Task
All of the material below is to be returned exactly.

Supplied data
***

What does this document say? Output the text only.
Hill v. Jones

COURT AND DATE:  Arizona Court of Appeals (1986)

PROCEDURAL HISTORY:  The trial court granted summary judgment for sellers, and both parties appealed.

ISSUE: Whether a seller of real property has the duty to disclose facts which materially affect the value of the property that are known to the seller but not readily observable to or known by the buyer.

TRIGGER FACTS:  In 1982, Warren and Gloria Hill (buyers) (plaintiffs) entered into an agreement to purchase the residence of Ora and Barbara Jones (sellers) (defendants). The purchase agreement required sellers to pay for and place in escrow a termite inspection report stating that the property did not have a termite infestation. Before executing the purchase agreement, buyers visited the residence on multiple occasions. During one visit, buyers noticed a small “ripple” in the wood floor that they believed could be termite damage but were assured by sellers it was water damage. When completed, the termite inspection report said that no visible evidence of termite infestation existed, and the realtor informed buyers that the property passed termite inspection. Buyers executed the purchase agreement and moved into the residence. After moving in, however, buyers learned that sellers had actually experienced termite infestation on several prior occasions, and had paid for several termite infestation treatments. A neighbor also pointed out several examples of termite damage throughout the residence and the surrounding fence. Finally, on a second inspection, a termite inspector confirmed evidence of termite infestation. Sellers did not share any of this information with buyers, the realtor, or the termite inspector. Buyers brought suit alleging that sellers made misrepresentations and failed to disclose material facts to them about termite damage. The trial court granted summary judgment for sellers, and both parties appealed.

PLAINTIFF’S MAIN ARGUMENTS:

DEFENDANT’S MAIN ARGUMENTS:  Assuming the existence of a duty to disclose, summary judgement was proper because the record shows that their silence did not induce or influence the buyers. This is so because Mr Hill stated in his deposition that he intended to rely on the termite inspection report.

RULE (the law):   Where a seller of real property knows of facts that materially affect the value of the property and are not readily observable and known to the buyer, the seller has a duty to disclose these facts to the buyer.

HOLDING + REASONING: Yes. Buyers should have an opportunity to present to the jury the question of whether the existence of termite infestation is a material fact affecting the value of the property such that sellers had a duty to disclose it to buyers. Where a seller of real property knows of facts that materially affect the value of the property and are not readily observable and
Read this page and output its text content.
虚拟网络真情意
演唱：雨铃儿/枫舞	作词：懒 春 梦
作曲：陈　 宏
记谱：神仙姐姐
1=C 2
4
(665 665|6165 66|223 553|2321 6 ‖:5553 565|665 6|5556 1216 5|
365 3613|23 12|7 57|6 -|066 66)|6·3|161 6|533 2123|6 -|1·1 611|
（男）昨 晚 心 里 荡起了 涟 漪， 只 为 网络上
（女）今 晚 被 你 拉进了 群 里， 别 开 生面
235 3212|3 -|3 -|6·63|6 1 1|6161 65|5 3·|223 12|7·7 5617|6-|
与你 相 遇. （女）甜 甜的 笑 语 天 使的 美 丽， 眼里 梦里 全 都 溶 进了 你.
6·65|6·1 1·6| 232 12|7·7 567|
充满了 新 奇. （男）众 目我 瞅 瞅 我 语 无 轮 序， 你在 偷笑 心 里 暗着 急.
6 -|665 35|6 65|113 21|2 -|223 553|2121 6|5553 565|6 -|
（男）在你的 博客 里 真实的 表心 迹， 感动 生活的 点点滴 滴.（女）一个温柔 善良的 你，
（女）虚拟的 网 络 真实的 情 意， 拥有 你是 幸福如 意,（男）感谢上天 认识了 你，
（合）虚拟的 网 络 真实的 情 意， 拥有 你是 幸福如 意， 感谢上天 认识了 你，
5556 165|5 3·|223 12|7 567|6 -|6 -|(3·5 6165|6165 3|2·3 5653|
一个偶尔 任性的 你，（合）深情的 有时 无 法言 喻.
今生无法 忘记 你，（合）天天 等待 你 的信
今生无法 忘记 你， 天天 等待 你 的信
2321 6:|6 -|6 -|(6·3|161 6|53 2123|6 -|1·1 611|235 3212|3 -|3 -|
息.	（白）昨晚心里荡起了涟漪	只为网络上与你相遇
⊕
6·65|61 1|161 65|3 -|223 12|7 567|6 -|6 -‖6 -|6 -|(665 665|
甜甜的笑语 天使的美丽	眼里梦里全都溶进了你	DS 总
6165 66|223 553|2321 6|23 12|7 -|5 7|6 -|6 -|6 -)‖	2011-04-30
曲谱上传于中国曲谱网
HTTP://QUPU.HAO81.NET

***

Written reply
What does this document say? Output the text only.
Hill v. Jones

COURT AND DATE:  Arizona Court of Appeals (1986)

PROCEDURAL HISTORY:  The trial court granted summary judgment for sellers, and both parties appealed.

ISSUE: Whether a seller of real property has the duty to disclose facts which materially affect the value of the property that are known to the seller but not readily observable to or known by the buyer.

TRIGGER FACTS:  In 1982, Warren and Gloria Hill (buyers) (plaintiffs) entered into an agreement to purchase the residence of Ora and Barbara Jones (sellers) (defendants). The purchase agreement required sellers to pay for and place in escrow a termite inspection report stating that the property did not have a termite infestation. Before executing the purchase agreement, buyers visited the residence on multiple occasions. During one visit, buyers noticed a small “ripple” in the wood floor that they believed could be termite damage but were assured by sellers it was water damage. When completed, the termite inspection report said that no visible evidence of termite infestation existed, and the realtor informed buyers that the property passed termite inspection. Buyers executed the purchase agreement and moved into the residence. After moving in, however, buyers learned that sellers had actually experienced termite infestation on several prior occasions, and had paid for several termite infestation treatments. A neighbor also pointed out several examples of termite damage throughout the residence and the surrounding fence. Finally, on a second inspection, a termite inspector confirmed evidence of termite infestation. Sellers did not share any of this information with buyers, the realtor, or the termite inspector. Buyers brought suit alleging that sellers made misrepresentations and failed to disclose material facts to them about termite damage. The trial court granted summary judgment for sellers, and both parties appealed.

PLAINTIFF’S MAIN ARGUMENTS:

DEFENDANT’S MAIN ARGUMENTS:  Assuming the existence of a duty to disclose, summary judgement was proper because the record shows that their silence did not induce or influence the buyers. This is so because Mr Hill stated in his deposition that he intended to rely on the termite inspection report.

RULE (the law):   Where a seller of real property knows of facts that materially affect the value of the property and are not readily observable and known to the buyer, the seller has a duty to disclose these facts to the buyer.

HOLDING + REASONING: Yes. Buyers should have an opportunity to present to the jury the question of whether the existence of termite infestation is a material fact affecting the value of the property such that sellers had a duty to disclose it to buyers. Where a seller of real property knows of facts that materially affect the value of the property and are not readily observable and
Read this page and output its text content.
虚拟网络真情意
演唱：雨铃儿/枫舞	作词：懒 春 梦
作曲：陈　 宏
记谱：神仙姐姐
1=C 2
4
(665 665|6165 66|223 553|2321 6 ‖:5553 565|665 6|5556 1216 5|
365 3613|23 12|7 57|6 -|066 66)|6·3|161 6|533 2123|6 -|1·1 611|
（男）昨 晚 心 里 荡起了 涟 漪， 只 为 网络上
（女）今 晚 被 你 拉进了 群 里， 别 开 生面
235 3212|3 -|3 -|6·63|6 1 1|6161 65|5 3·|223 12|7·7 5617|6-|
与你 相 遇. （女）甜 甜的 笑 语 天 使的 美 丽， 眼里 梦里 全 都 溶 进了 你.
6·65|6·1 1·6| 232 12|7·7 567|
充满了 新 奇. （男）众 目我 瞅 瞅 我 语 无 轮 序， 你在 偷笑 心 里 暗着 急.
6 -|665 35|6 65|113 21|2 -|223 553|2121 6|5553 565|6 -|
（男）在你的 博客 里 真实的 表心 迹， 感动 生活的 点点滴 滴.（女）一个温柔 善良的 你，
（女）虚拟的 网 络 真实的 情 意， 拥有 你是 幸福如 意,（男）感谢上天 认识了 你，
（合）虚拟的 网 络 真实的 情 意， 拥有 你是 幸福如 意， 感谢上天 认识了 你，
5556 165|5 3·|223 12|7 567|6 -|6 -|(3·5 6165|6165 3|2·3 5653|
一个偶尔 任性的 你，（合）深情的 有时 无 法言 喻.
今生无法 忘记 你，（合）天天 等待 你 的信
今生无法 忘记 你， 天天 等待 你 的信
2321 6:|6 -|6 -|(6·3|161 6|53 2123|6 -|1·1 611|235 3212|3 -|3 -|
息.	（白）昨晚心里荡起了涟漪	只为网络上与你相遇
⊕
6·65|61 1|161 65|3 -|223 12|7 567|6 -|6 -‖6 -|6 -|(665 665|
甜甜的笑语 天使的美丽	眼里梦里全都溶进了你	DS 总
6165 66|223 553|2321 6|23 12|7 -|5 7|6 -|6 -|6 -)‖	2011-04-30
曲谱上传于中国曲谱网
HTTP://QUPU.HAO81.NET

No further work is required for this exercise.